** Start of Supplied data **

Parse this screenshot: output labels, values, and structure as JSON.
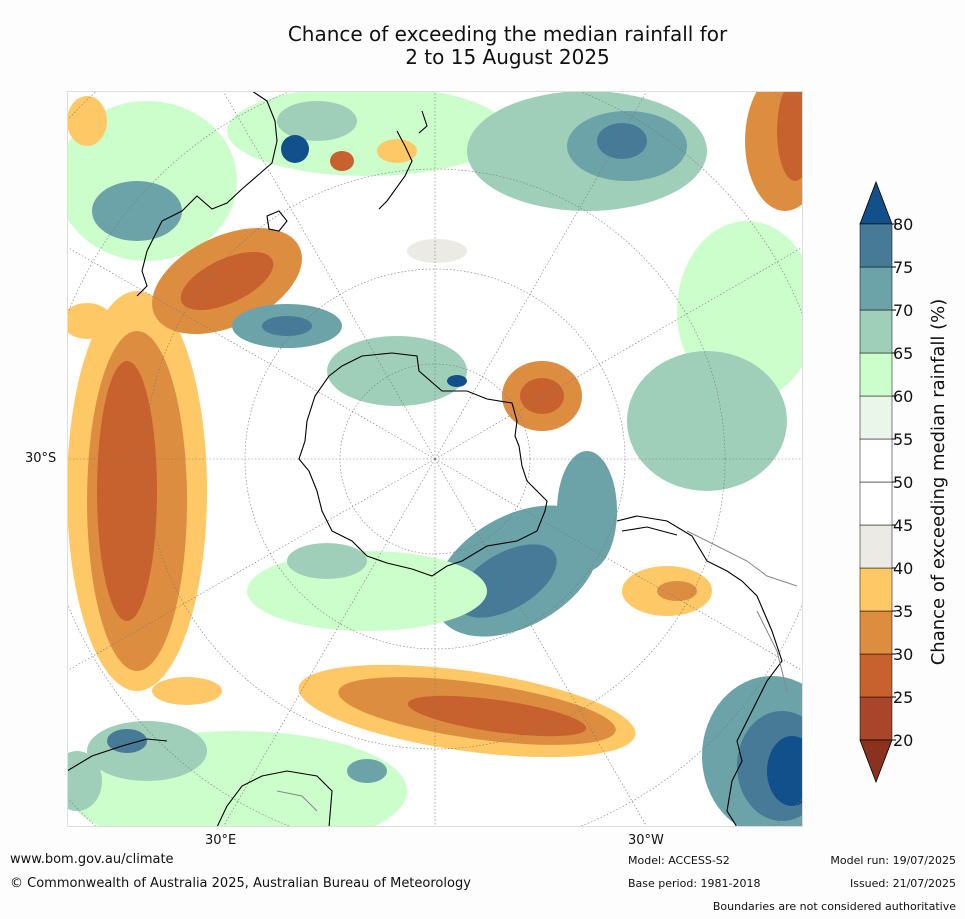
{
  "title_line1": "Chance of exceeding the median rainfall for",
  "title_line2": "2 to 15 August 2025",
  "lat_label": "30°S",
  "lon_labels": {
    "east": "30°E",
    "west": "30°W"
  },
  "colorbar": {
    "label": "Chance of exceeding median rainfall (%)",
    "ticks": [
      "20",
      "25",
      "30",
      "35",
      "40",
      "45",
      "50",
      "55",
      "60",
      "65",
      "70",
      "75",
      "80"
    ],
    "bins": [
      {
        "from": 20,
        "to": 25,
        "color": "#a9452a"
      },
      {
        "from": 25,
        "to": 30,
        "color": "#c7622e"
      },
      {
        "from": 30,
        "to": 35,
        "color": "#dd8d40"
      },
      {
        "from": 35,
        "to": 40,
        "color": "#fec866"
      },
      {
        "from": 40,
        "to": 45,
        "color": "#eceae5"
      },
      {
        "from": 45,
        "to": 50,
        "color": "#ffffff"
      },
      {
        "from": 50,
        "to": 55,
        "color": "#ffffff"
      },
      {
        "from": 55,
        "to": 60,
        "color": "#e9f6e9"
      },
      {
        "from": 60,
        "to": 65,
        "color": "#ccfecc"
      },
      {
        "from": 65,
        "to": 70,
        "color": "#9fcfb8"
      },
      {
        "from": 70,
        "to": 75,
        "color": "#6ba3a8"
      },
      {
        "from": 75,
        "to": 80,
        "color": "#467a97"
      }
    ],
    "extend_low_color": "#8b321e",
    "extend_high_color": "#11508a"
  },
  "footer": {
    "website": "www.bom.gov.au/climate",
    "copyright": "© Commonwealth of Australia 2025, Australian Bureau of Meteorology",
    "model": "Model: ACCESS-S2",
    "base_period": "Base period: 1981-2018",
    "model_run": "Model run: 19/07/2025",
    "issued": "Issued: 21/07/2025",
    "disclaimer": "Boundaries are not considered authoritative"
  }
}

** End of Supplied data **

> **Set problem**
Retype every entry verbatim and exclude the pictures from the copy.

> **Response**
Parse this screenshot: output labels, values, and structure as JSON.
{
  "title_line1": "Chance of exceeding the median rainfall for",
  "title_line2": "2 to 15 August 2025",
  "lat_label": "30°S",
  "lon_labels": {
    "east": "30°E",
    "west": "30°W"
  },
  "colorbar": {
    "label": "Chance of exceeding median rainfall (%)",
    "ticks": [
      "20",
      "25",
      "30",
      "35",
      "40",
      "45",
      "50",
      "55",
      "60",
      "65",
      "70",
      "75",
      "80"
    ],
    "bins": [
      {
        "from": 20,
        "to": 25,
        "color": "#a9452a"
      },
      {
        "from": 25,
        "to": 30,
        "color": "#c7622e"
      },
      {
        "from": 30,
        "to": 35,
        "color": "#dd8d40"
      },
      {
        "from": 35,
        "to": 40,
        "color": "#fec866"
      },
      {
        "from": 40,
        "to": 45,
        "color": "#eceae5"
      },
      {
        "from": 45,
        "to": 50,
        "color": "#ffffff"
      },
      {
        "from": 50,
        "to": 55,
        "color": "#ffffff"
      },
      {
        "from": 55,
        "to": 60,
        "color": "#e9f6e9"
      },
      {
        "from": 60,
        "to": 65,
        "color": "#ccfecc"
      },
      {
        "from": 65,
        "to": 70,
        "color": "#9fcfb8"
      },
      {
        "from": 70,
        "to": 75,
        "color": "#6ba3a8"
      },
      {
        "from": 75,
        "to": 80,
        "color": "#467a97"
      }
    ],
    "extend_low_color": "#8b321e",
    "extend_high_color": "#11508a"
  },
  "footer": {
    "website": "www.bom.gov.au/climate",
    "copyright": "© Commonwealth of Australia 2025, Australian Bureau of Meteorology",
    "model": "Model: ACCESS-S2",
    "base_period": "Base period: 1981-2018",
    "model_run": "Model run: 19/07/2025",
    "issued": "Issued: 21/07/2025",
    "disclaimer": "Boundaries are not considered authoritative"
  }
}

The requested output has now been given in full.